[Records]
++++++++

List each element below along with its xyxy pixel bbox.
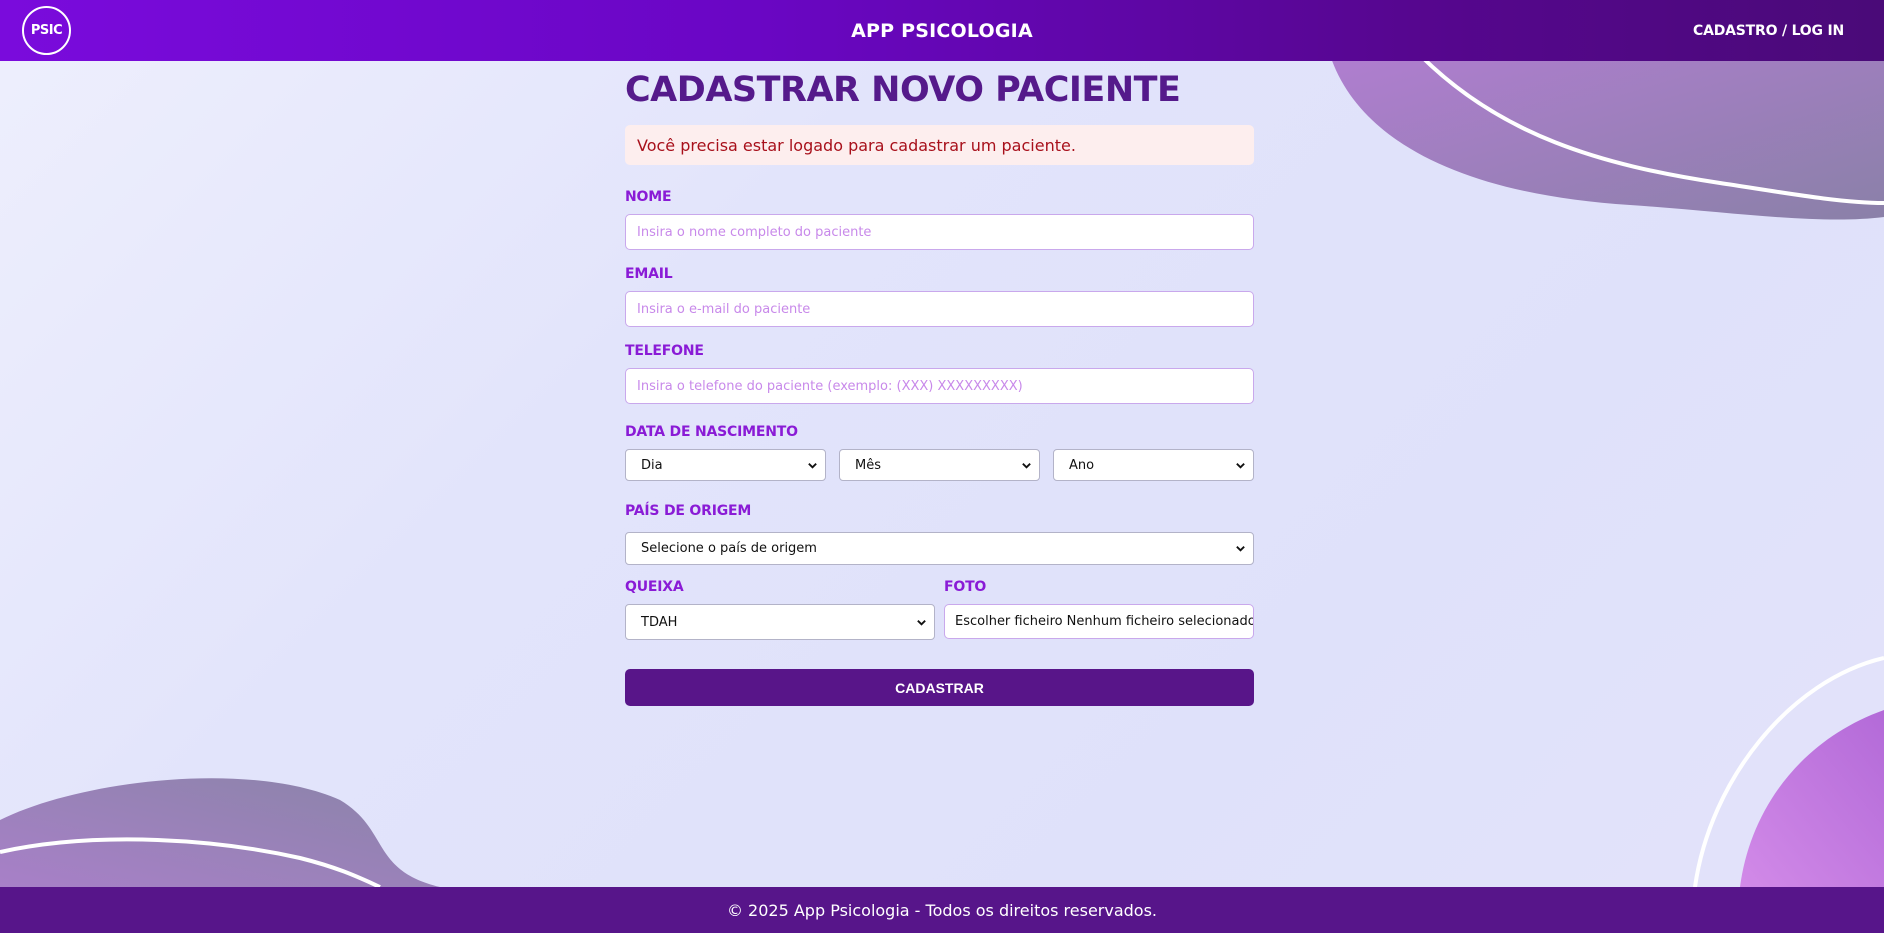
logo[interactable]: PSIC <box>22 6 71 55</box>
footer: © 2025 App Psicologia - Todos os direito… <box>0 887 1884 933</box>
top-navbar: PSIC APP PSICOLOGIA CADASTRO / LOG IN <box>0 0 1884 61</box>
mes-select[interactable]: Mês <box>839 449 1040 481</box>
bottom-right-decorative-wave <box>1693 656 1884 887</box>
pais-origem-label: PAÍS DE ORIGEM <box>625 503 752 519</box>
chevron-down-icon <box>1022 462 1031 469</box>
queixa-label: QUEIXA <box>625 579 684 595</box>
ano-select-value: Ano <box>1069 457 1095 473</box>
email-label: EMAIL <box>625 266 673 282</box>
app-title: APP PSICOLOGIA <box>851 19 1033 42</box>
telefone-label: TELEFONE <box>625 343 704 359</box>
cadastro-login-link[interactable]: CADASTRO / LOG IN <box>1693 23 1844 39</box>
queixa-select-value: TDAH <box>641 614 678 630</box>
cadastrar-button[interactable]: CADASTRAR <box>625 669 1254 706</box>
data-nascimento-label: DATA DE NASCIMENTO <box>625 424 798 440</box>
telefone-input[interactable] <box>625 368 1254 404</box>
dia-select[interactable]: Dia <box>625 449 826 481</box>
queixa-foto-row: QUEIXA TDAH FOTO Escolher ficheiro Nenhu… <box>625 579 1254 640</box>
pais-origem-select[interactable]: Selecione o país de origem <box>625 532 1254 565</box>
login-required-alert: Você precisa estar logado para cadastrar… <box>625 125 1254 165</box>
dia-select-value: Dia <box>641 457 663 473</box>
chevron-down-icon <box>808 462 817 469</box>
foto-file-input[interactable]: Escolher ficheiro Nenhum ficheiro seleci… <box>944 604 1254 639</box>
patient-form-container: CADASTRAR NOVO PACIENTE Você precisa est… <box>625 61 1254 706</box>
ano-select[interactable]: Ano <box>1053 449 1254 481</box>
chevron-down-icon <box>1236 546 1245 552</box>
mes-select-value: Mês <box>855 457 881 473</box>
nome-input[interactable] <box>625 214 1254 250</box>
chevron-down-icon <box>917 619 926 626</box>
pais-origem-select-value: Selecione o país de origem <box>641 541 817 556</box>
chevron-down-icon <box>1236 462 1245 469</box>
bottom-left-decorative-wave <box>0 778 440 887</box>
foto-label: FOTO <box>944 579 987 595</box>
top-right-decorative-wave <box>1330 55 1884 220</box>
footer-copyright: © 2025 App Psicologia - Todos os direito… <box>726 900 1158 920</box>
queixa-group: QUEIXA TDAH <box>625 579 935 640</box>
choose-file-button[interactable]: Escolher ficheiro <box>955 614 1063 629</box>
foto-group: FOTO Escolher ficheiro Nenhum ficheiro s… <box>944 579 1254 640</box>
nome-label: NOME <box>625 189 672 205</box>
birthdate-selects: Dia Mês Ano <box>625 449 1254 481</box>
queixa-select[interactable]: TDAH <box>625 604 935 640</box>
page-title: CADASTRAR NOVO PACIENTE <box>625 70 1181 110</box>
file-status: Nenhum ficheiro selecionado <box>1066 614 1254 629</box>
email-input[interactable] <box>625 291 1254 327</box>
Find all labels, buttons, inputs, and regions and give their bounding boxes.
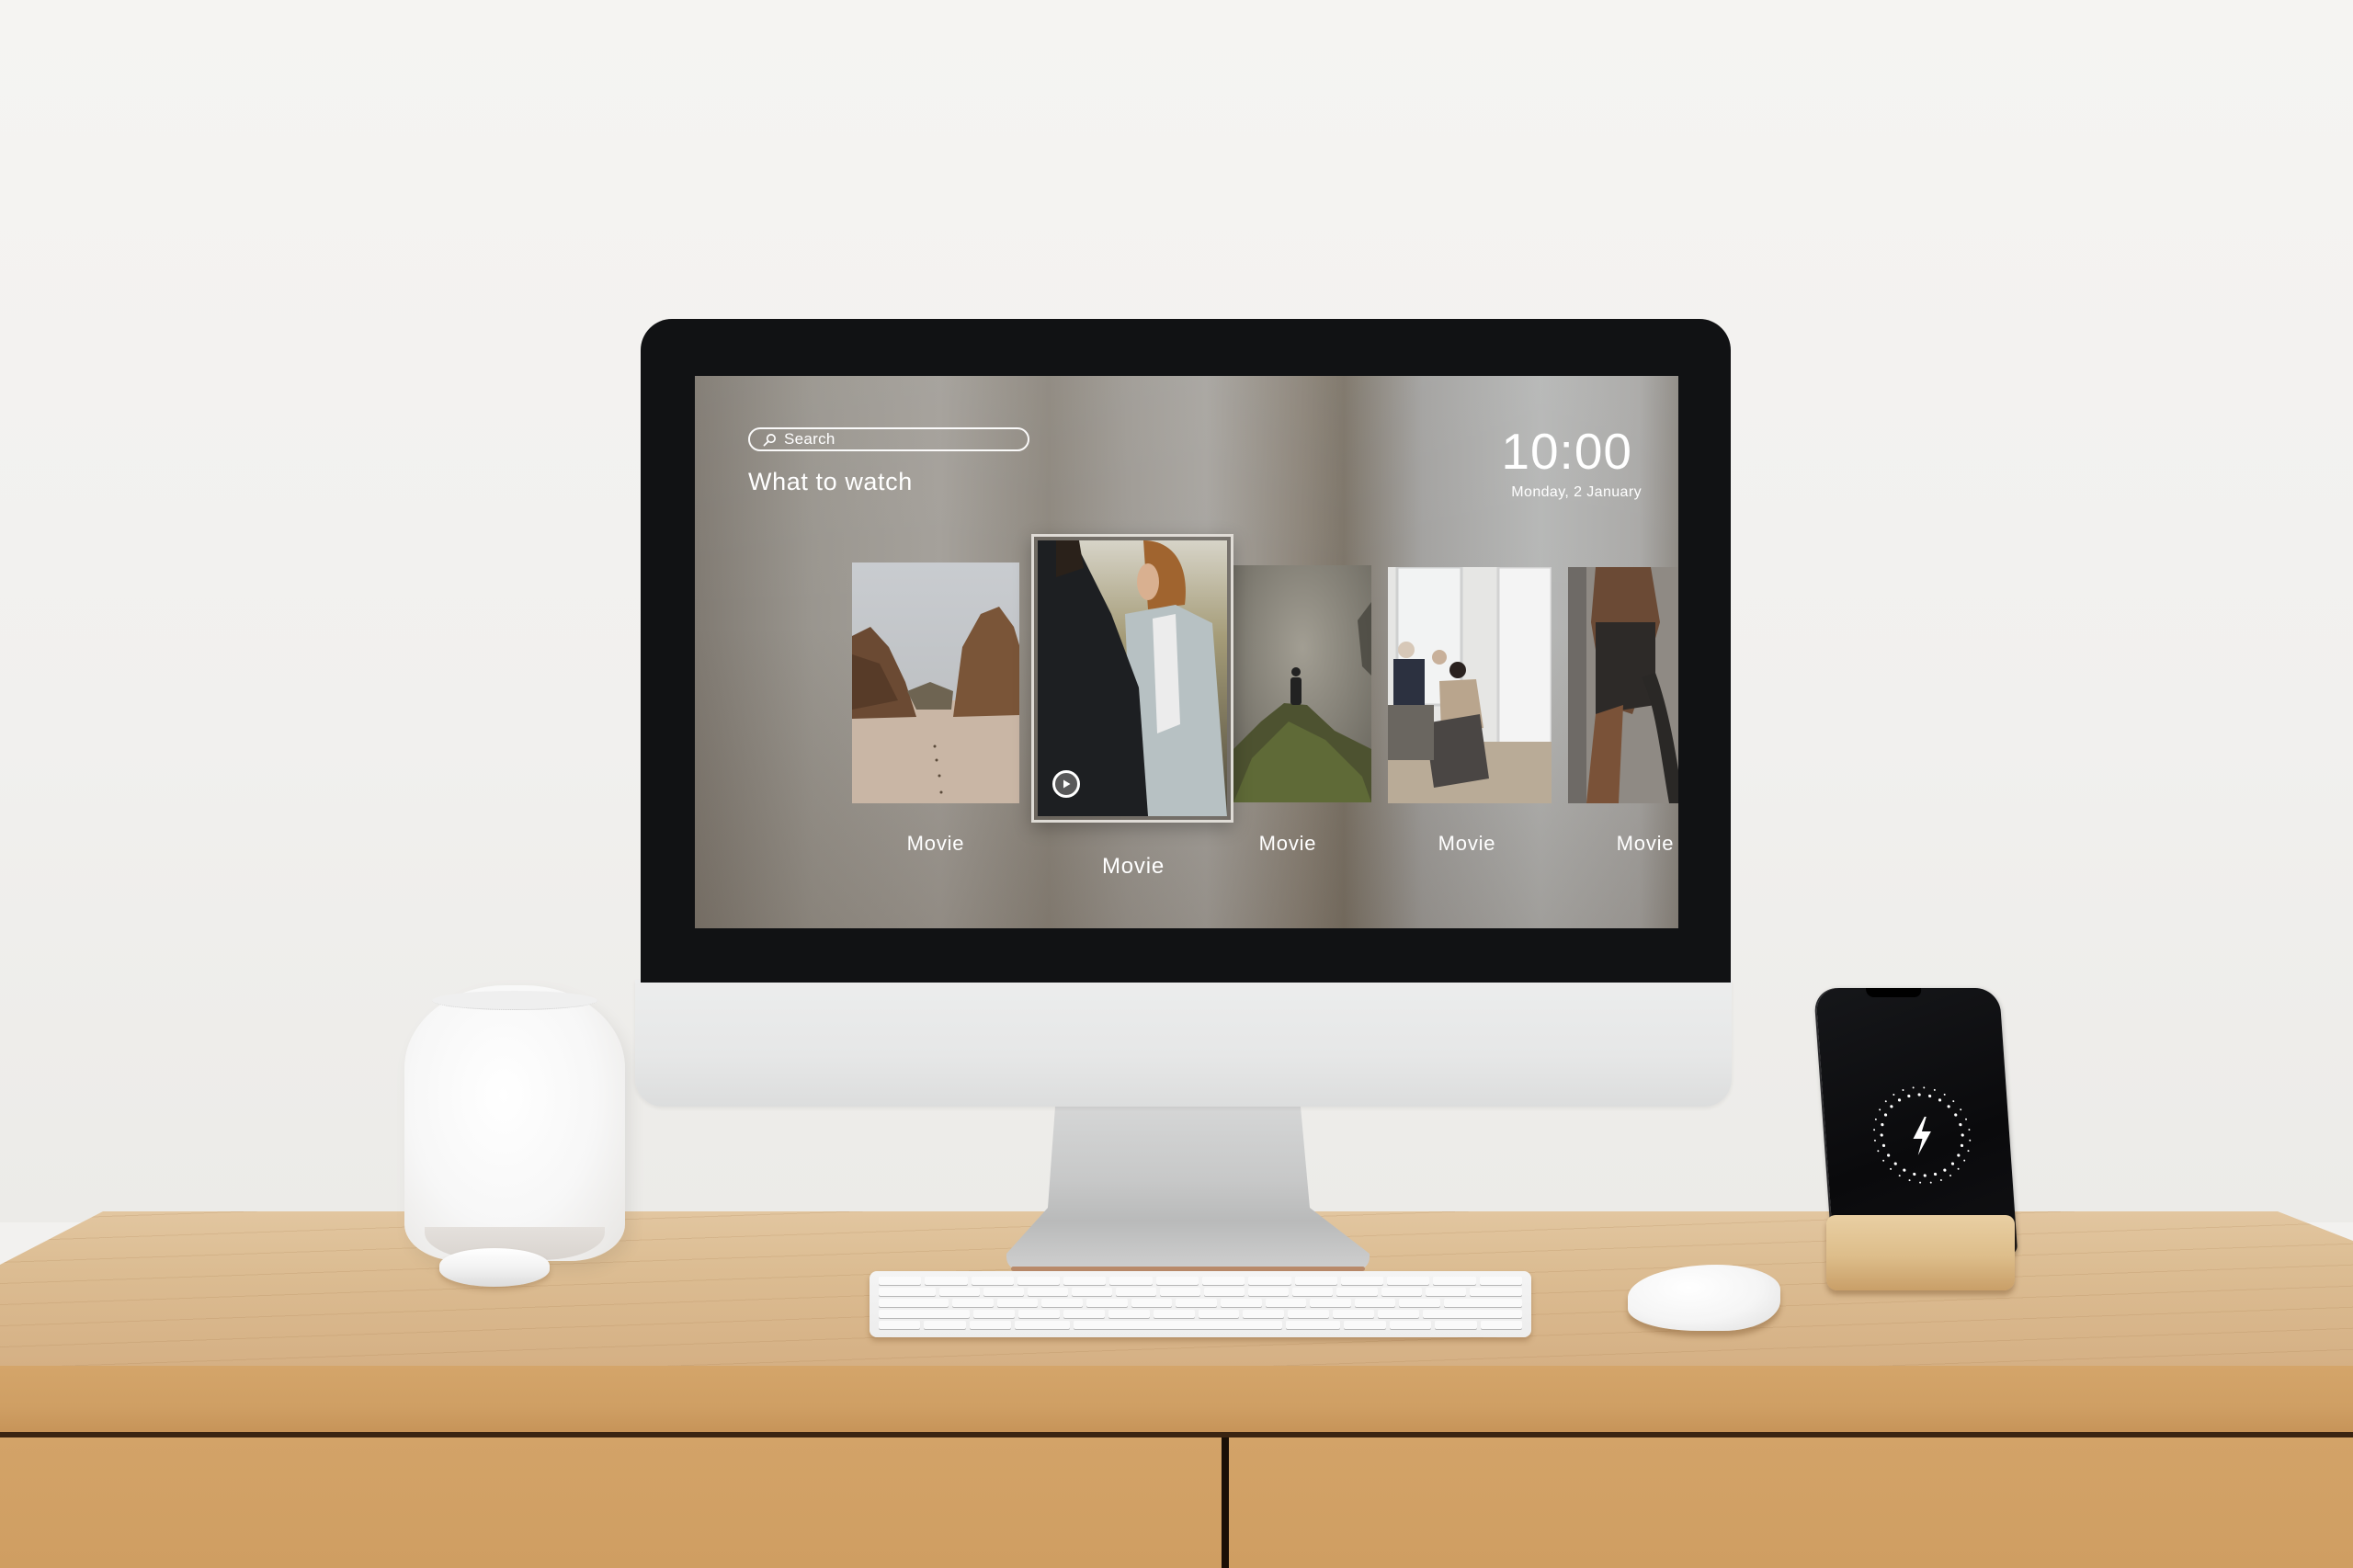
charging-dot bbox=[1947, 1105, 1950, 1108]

++++++++

What you should do: Reproduce the lines of the records above without any changes, beginning at the line that contains "logo[interactable]: PSIC <box>22" and stopping after the line that contains "dia-select[interactable]: Dia <box>625".

Exercise solution:
logo[interactable]: PSIC <box>22 6 71 55</box>
footer: © 2025 App Psicologia - Todos os direito… <box>0 887 1884 933</box>
top-navbar: PSIC APP PSICOLOGIA CADASTRO / LOG IN <box>0 0 1884 61</box>
mes-select[interactable]: Mês <box>839 449 1040 481</box>
bottom-right-decorative-wave <box>1693 656 1884 887</box>
pais-origem-label: PAÍS DE ORIGEM <box>625 503 752 519</box>
chevron-down-icon <box>1022 462 1031 469</box>
queixa-label: QUEIXA <box>625 579 684 595</box>
ano-select-value: Ano <box>1069 457 1095 473</box>
email-label: EMAIL <box>625 266 673 282</box>
app-title: APP PSICOLOGIA <box>851 19 1033 42</box>
telefone-label: TELEFONE <box>625 343 704 359</box>
cadastro-login-link[interactable]: CADASTRO / LOG IN <box>1693 23 1844 39</box>
queixa-select-value: TDAH <box>641 614 678 630</box>
cadastrar-button[interactable]: CADASTRAR <box>625 669 1254 706</box>
data-nascimento-label: DATA DE NASCIMENTO <box>625 424 798 440</box>
telefone-input[interactable] <box>625 368 1254 404</box>
dia-select[interactable]: Dia <box>625 449 826 481</box>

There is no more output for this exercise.